-- ENTRIES SUPPLIED --
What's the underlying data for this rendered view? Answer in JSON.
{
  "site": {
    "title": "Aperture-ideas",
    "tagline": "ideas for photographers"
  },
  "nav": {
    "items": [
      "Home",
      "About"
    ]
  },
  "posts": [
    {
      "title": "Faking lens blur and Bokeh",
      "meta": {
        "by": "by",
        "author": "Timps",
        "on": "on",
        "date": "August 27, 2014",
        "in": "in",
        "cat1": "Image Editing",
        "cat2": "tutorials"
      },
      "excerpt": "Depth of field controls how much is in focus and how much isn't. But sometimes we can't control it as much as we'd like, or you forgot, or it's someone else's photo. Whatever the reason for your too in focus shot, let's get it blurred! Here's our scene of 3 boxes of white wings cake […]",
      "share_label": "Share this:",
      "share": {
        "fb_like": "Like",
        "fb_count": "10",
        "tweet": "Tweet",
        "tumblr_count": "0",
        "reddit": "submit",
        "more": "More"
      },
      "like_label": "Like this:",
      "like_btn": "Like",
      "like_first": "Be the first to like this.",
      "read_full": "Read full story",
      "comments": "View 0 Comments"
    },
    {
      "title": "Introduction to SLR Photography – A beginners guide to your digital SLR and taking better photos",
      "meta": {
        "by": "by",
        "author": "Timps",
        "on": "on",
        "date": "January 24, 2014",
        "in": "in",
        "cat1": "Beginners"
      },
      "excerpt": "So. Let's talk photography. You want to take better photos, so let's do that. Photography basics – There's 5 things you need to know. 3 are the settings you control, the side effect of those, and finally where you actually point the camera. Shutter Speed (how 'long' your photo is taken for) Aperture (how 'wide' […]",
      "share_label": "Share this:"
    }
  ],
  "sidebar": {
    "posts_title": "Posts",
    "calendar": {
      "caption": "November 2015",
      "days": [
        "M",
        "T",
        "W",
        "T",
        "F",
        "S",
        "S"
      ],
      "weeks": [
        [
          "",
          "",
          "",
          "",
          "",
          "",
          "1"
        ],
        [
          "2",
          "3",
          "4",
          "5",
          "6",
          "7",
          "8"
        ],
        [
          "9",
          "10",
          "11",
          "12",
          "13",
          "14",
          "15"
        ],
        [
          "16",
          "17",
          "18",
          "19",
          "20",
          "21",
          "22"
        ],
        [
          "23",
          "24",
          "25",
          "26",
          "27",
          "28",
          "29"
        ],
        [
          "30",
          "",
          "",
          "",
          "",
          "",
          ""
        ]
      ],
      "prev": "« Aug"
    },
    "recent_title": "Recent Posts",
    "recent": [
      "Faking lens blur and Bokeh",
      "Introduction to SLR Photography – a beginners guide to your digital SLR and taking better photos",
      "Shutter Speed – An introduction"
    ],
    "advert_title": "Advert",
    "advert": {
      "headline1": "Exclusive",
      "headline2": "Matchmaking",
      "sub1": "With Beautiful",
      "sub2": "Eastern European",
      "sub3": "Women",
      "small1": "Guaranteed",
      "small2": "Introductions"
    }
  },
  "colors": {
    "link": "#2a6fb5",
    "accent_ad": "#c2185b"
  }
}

-- WHAT NEEDS TO BE DONE --
Work through the data and report how many of its lines hold the word "guide", giving only the figure.

-- RESULT OF THE EXERCISE --
2